PAGE EXCERPT:
───
Our first thought as we drove through the State: We are in God’s Own Country for Pete’s sake, so we should have expected it!
Kerala, located at the southernmost tip of India, is considered a land that has been blessed by the Lord himself (or herself)… Known for its virgin and pristine natural beauty, Kerala is a tropical paradise and perhaps one of the few States in India where verdure does not mean carefully cultivated patches of greenery, but sweeps of grassy lands, fields of rice, canopies of trees and swaying coconut trees that greet you as you inch your way into the heartland of this magnificently endowed State. The green/verdure/greenery, call it what you will, is spread in an astounding palette of every imaginable shade of green. Seeing it one can be certain that the Lord must have exhausted his green shade card with this creation!
Yes. We admit that we are gushing! But that’s what Kerala is – a land that lives up to its epithet – God’s Own Country.
Our sojourn into Kerala began with our two-night trip planned to experience its new treasure – a tiger sanctuary – The Periyar Tiger Reserve – nestled deep in the Ranni Forest Division.
Despite the rather backbreaking drive from our city of origin (Kochi), when we got off our vehicle in the heart of the reserve, we were completely taken by surprise. The forest was dense, very wet and very green (although that’s something you get used to while in Kerala…trying not to gush again!)
We immediately checked in at the Green Mansion (the building that houses the Reception of the resort run by the Kerala Forest Development Corporation) and wished to embark upon our first trek, which was, much to our sadness turned into a ‘drive’ through the forest as it rained almost incessantly.
Not ones to lose heart we signed up for the early morning jungle safari followed by breakfast and a 2-hour trek through the forest, followed by lunch and a boat ride on the placid waters of the reservoir where we were able to glimpse a couple of birds. Our prayers were indeed answered and the following morning, the weather was as perfect as could be.
The trek began on a trail right behind the rooms of the Green Mansion and after walking through grassland for about 45 minutes we came to the mouth of the forest.
It looked formidable and our guide Selvaraj warned us against stopping anywhere for too long lest the leeches latched on to us.
Yes. You got that right. The leeches.
Right after the monsoon all the way to December the entire area is infested with leeches. Even though we were required to wear leech socks (a bag of thick canvas stitched to resemble a sock), and our legs were ensconced in the jeans-sock-sneakers package, the leeches found us, and how!
They clung to our sneakers as we walked over the wet Earth, some managed the climb upwards and some almost jumped up at us as we swept aside branches to forge ahead. Some mercenaries even managed to wriggle through the gaps near the ankles and got into our shoes! By the end of our trek, there were leeches on every part of our lower torso that were deftly removed by Selvaraj.
He on the other hand, wore hawai chappals and had rolled his trousers up to his knees, stopping for exactly 40 seconds every 15 minutes to peel the leeches off his foot and ankles. Not an endearing sight, that! But his dexterousness and knowledge about the forest and its inmates were helpful in giving us a deep insight into the area.
───
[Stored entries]
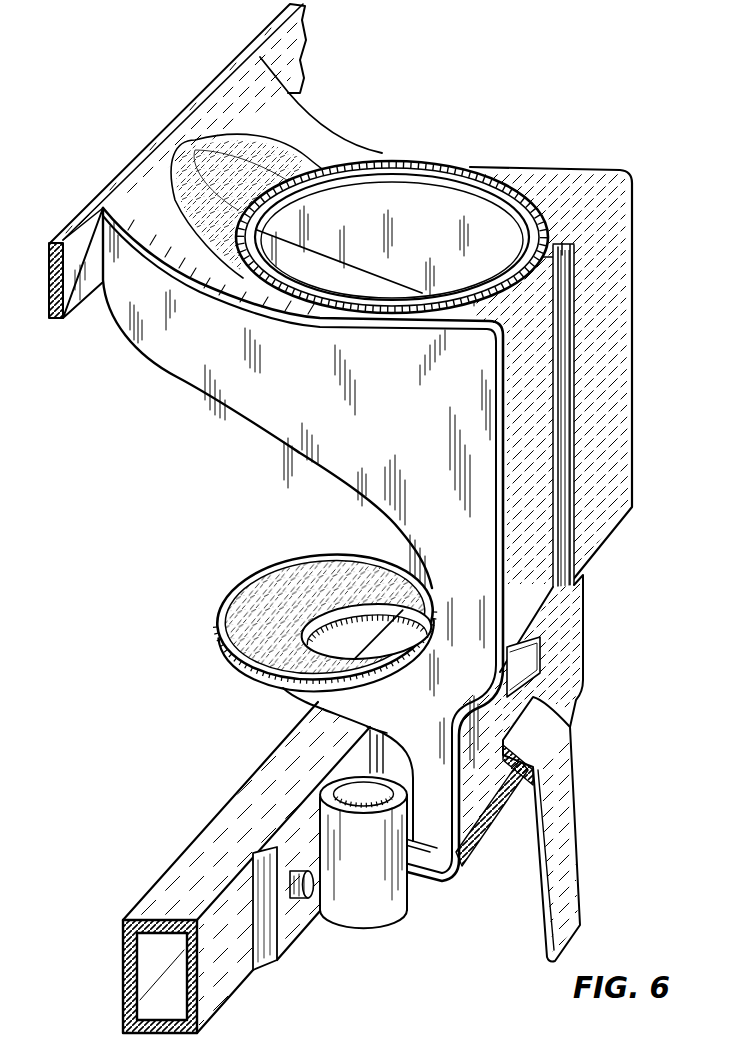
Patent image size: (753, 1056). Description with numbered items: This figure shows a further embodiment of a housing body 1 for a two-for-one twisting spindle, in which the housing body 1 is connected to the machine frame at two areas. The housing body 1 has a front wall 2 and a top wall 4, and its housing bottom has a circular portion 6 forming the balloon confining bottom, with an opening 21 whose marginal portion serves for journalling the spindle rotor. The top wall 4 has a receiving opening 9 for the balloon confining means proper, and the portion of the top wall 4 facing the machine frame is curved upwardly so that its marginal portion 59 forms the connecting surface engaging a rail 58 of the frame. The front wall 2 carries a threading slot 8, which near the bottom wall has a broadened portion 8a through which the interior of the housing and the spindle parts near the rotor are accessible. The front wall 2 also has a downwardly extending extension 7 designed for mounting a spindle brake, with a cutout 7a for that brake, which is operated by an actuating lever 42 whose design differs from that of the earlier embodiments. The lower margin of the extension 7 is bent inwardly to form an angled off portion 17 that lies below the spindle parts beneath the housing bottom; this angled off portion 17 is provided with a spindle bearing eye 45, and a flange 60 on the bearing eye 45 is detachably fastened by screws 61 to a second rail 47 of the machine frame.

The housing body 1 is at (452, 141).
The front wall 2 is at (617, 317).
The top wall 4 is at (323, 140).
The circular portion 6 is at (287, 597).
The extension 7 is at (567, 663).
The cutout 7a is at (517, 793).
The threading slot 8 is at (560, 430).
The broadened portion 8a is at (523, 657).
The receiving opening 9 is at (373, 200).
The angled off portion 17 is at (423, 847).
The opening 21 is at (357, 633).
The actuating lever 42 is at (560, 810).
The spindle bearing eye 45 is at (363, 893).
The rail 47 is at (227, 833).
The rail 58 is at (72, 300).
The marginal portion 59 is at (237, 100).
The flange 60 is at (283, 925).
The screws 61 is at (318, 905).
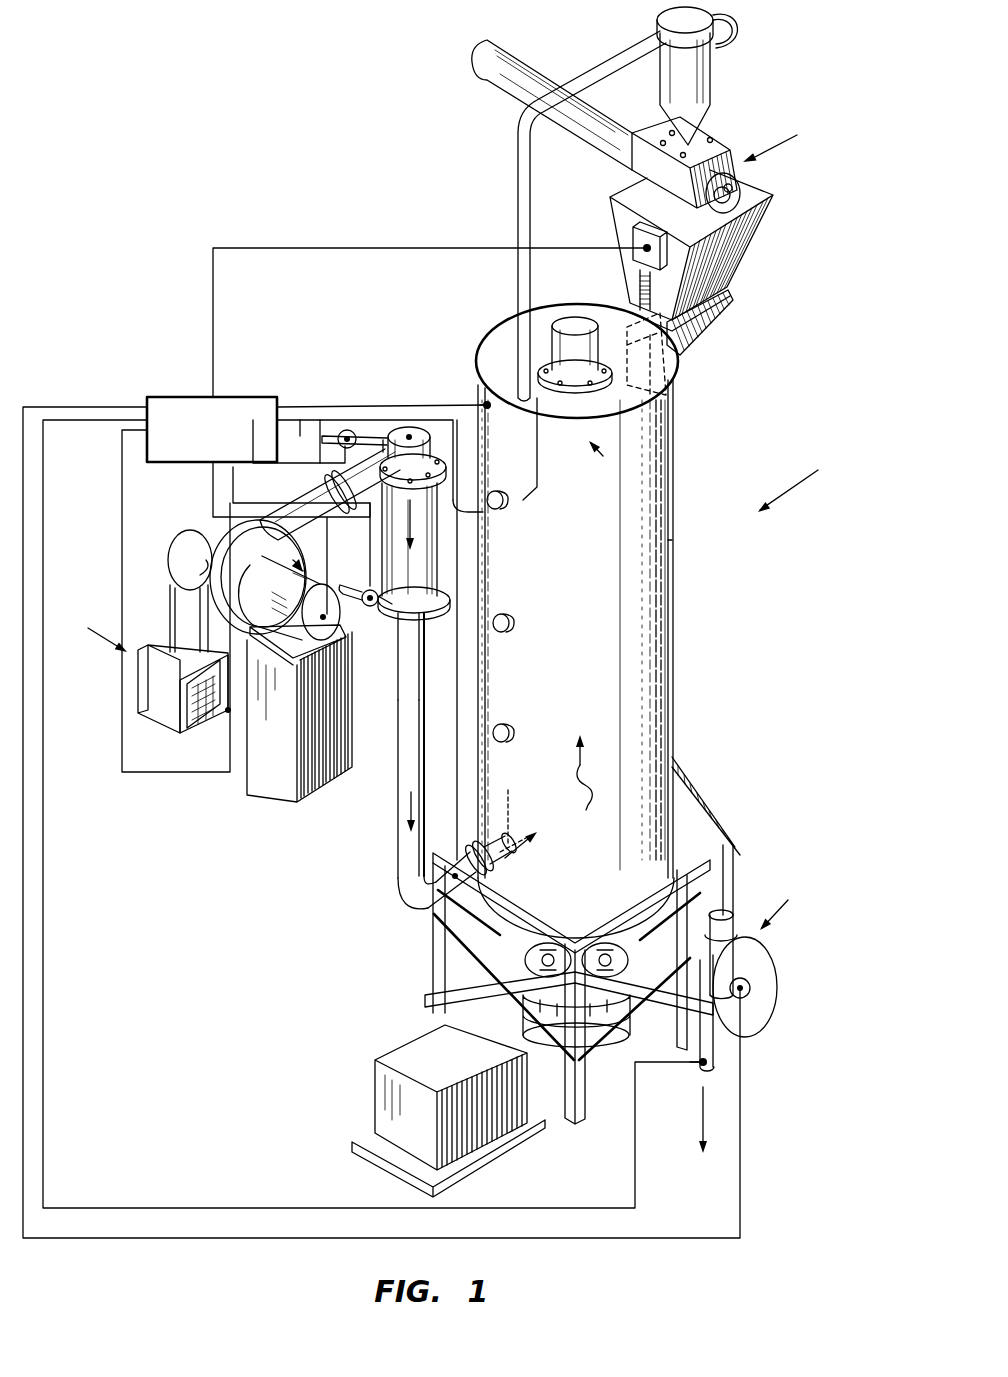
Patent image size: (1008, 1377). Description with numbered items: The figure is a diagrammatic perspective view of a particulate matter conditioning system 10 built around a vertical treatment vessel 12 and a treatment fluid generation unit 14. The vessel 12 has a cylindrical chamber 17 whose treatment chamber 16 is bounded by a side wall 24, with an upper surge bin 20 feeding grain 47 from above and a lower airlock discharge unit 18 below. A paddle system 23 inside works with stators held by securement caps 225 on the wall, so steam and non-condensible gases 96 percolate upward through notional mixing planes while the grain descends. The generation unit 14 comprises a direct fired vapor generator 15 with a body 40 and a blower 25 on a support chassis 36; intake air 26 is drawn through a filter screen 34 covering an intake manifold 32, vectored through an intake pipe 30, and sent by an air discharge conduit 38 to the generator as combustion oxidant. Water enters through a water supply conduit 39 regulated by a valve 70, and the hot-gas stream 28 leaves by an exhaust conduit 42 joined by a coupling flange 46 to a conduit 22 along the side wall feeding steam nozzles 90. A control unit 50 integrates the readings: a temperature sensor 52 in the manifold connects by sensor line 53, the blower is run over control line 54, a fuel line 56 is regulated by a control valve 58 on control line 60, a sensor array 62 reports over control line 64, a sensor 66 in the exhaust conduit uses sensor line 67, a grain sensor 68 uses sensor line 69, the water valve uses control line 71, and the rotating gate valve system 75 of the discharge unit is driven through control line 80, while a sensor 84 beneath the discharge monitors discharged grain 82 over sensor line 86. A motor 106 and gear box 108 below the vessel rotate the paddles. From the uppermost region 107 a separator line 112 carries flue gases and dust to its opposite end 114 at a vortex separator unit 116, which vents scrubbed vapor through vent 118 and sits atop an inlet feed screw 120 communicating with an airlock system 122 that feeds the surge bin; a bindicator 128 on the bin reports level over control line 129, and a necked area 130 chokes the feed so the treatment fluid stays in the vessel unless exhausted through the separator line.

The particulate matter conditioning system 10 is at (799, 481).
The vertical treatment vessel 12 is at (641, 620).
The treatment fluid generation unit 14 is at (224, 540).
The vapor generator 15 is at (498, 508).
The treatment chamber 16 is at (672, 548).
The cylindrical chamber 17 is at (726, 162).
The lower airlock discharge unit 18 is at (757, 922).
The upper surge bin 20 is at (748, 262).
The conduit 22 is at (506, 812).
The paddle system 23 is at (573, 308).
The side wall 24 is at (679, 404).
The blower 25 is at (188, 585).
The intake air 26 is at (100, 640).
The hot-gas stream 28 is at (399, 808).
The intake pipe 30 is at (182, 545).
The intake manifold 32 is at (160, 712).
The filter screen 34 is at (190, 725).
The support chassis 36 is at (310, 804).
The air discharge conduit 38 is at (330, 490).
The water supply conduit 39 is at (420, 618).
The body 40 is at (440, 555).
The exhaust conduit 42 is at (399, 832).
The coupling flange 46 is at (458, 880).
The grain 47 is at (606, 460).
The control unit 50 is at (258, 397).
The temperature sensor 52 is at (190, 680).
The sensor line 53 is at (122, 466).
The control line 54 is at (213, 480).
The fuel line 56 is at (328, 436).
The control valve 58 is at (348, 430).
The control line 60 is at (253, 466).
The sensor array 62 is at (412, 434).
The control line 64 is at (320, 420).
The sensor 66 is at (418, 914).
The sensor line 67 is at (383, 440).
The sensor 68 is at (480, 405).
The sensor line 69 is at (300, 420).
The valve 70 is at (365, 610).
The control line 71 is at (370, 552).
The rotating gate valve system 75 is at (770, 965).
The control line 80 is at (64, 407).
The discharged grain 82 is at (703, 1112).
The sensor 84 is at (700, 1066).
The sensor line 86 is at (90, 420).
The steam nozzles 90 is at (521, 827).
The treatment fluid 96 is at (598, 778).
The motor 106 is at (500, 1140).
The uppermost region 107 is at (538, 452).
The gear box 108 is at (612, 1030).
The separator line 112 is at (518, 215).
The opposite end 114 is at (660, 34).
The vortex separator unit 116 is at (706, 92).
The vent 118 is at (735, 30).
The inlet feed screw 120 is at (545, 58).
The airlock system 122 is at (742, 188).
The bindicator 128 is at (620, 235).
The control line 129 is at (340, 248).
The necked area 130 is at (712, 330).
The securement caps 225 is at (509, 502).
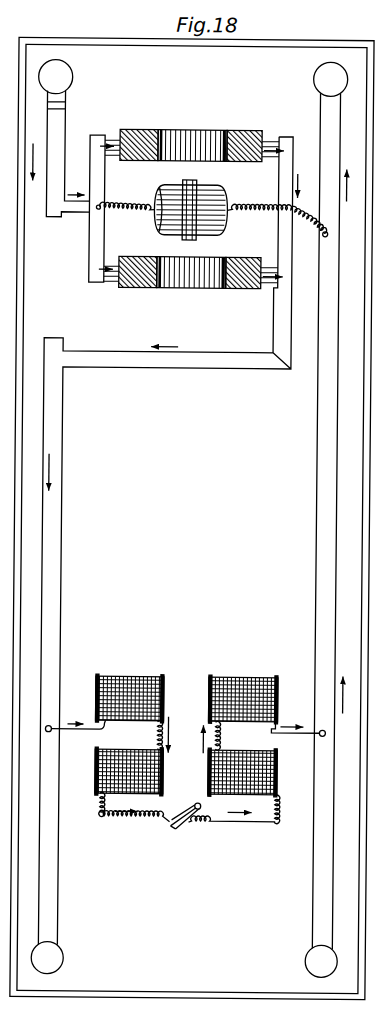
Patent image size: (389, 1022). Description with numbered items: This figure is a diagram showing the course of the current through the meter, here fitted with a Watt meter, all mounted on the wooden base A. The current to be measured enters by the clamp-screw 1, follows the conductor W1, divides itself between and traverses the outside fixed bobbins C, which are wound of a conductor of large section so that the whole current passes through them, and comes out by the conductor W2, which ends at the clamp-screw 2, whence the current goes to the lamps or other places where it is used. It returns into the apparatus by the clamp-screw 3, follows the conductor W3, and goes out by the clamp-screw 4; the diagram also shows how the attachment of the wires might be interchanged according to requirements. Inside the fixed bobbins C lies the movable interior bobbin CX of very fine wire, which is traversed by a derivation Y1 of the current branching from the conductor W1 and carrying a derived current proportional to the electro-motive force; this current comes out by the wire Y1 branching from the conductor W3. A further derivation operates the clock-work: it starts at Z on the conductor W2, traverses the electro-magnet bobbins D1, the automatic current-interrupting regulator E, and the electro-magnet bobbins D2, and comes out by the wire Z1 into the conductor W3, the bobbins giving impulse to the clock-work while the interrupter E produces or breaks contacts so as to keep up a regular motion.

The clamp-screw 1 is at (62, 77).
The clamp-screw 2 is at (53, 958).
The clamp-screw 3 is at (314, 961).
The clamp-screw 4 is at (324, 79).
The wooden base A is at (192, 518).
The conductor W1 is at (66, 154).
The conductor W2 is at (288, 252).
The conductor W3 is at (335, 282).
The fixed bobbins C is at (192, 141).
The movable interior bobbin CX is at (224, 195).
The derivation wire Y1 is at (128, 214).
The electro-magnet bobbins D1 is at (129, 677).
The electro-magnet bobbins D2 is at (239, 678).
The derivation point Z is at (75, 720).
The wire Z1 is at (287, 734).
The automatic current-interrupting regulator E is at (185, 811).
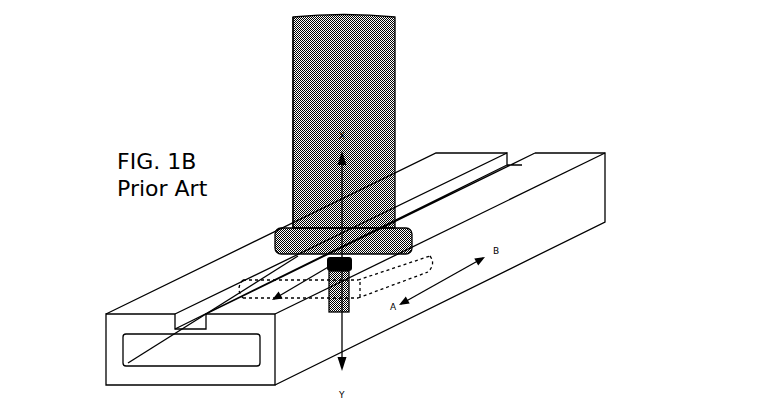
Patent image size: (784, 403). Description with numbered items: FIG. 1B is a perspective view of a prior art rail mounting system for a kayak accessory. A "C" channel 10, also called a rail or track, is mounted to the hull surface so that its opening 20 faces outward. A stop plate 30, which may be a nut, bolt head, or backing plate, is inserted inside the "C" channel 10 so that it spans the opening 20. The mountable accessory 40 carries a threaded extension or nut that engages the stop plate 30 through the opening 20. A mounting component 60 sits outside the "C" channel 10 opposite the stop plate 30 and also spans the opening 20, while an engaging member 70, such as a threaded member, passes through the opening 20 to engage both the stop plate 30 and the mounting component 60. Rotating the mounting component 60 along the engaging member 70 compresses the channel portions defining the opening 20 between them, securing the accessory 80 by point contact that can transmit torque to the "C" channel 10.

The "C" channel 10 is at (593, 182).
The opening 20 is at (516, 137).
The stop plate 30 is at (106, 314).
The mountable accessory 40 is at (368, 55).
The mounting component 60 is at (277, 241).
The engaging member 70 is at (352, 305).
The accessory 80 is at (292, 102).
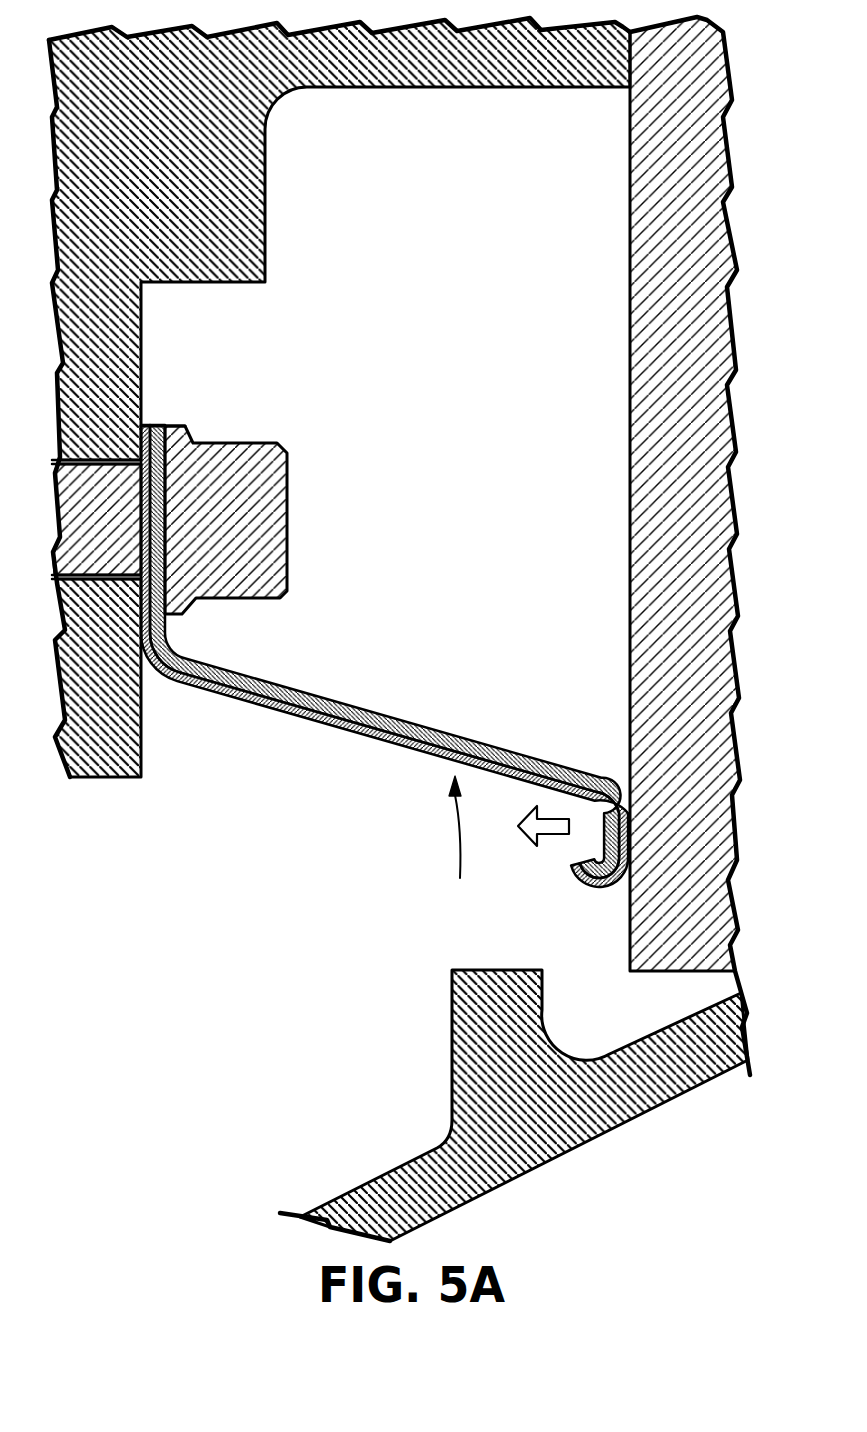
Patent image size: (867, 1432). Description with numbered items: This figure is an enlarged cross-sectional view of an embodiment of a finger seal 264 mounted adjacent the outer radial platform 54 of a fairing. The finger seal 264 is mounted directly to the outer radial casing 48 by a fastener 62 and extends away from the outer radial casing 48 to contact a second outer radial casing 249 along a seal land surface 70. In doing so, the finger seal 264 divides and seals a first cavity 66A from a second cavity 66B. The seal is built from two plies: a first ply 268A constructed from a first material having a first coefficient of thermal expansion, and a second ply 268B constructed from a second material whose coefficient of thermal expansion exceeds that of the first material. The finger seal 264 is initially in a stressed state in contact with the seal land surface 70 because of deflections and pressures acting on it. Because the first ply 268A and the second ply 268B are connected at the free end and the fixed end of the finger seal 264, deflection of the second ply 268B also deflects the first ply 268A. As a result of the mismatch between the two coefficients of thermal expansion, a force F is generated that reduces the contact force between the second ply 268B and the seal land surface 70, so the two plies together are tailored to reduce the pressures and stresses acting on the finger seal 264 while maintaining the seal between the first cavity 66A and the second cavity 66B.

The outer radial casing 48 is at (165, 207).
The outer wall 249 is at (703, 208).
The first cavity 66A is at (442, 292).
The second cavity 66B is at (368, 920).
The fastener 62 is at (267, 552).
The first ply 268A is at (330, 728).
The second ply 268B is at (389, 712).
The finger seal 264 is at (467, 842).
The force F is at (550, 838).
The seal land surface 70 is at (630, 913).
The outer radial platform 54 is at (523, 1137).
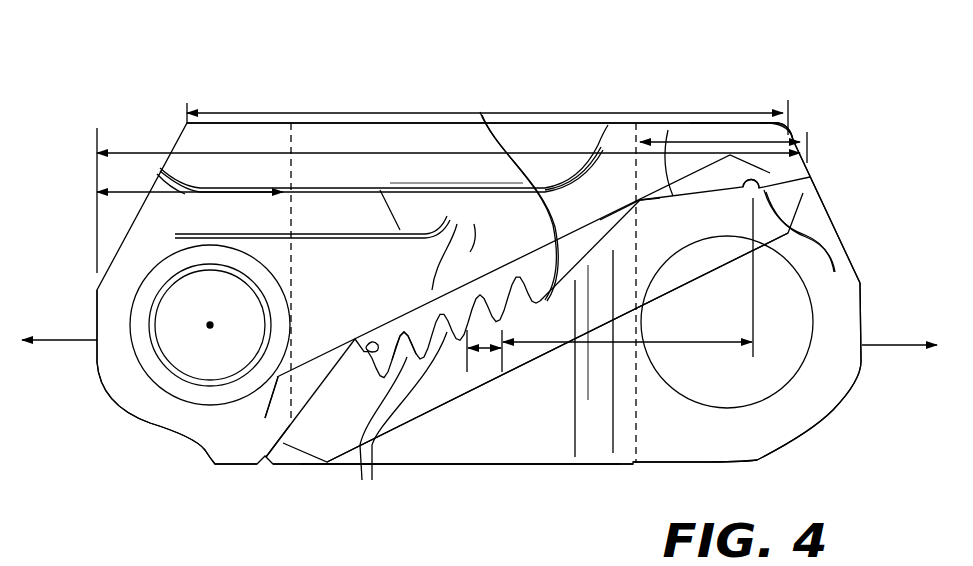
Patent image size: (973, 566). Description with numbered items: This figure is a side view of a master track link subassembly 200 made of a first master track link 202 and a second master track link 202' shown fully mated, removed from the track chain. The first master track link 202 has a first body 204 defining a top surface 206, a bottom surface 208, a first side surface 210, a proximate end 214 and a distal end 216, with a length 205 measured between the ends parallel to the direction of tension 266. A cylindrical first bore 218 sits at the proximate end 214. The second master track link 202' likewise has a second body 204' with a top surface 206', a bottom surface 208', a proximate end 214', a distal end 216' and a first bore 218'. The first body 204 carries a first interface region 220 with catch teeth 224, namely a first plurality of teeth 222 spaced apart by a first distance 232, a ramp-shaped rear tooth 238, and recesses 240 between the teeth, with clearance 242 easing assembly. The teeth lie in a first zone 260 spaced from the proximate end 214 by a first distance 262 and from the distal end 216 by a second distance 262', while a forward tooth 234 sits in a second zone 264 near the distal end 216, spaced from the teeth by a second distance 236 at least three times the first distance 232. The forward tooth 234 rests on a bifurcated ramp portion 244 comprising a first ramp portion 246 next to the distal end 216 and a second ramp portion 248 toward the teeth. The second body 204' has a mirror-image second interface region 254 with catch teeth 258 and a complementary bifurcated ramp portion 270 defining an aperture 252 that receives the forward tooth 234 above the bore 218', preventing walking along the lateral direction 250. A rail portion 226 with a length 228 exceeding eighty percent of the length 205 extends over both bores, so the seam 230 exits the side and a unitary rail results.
───
THINGS TO DO:
• a. Reproduce the part of the Kerala travel account that begins at the words "It looked formidable" and stops after "removed by Selvaraj.".
• b. In the Kerala travel account, which city did the drive to the Periyar Tiger Reserve start from?
Rely solely on the Kerala travel account, not on the lines.

COMPLETED EXERCISE:
• a.
It looked formidable and our guide Selvaraj warned us against stopping anywhere for too long lest the leeches latched on to us.
Yes. You got that right. The leeches.
Right after the monsoon all the way to December the entire area is infested with leeches. Even though we were required to wear leech socks (a bag of thick canvas stitched to resemble a sock), and our legs were ensconced in the jeans-sock-sneakers package, the leeches found us, and how!
They clung to our sneakers as we walked over the wet Earth, some managed the climb upwards and some almost jumped up at us as we swept aside branches to forge ahead. Some mercenaries even managed to wriggle through the gaps near the ankles and got into our shoes! By the end of our trek, there were leeches on every part of our lower torso that were deftly removed by Selvaraj.

• b. Kochi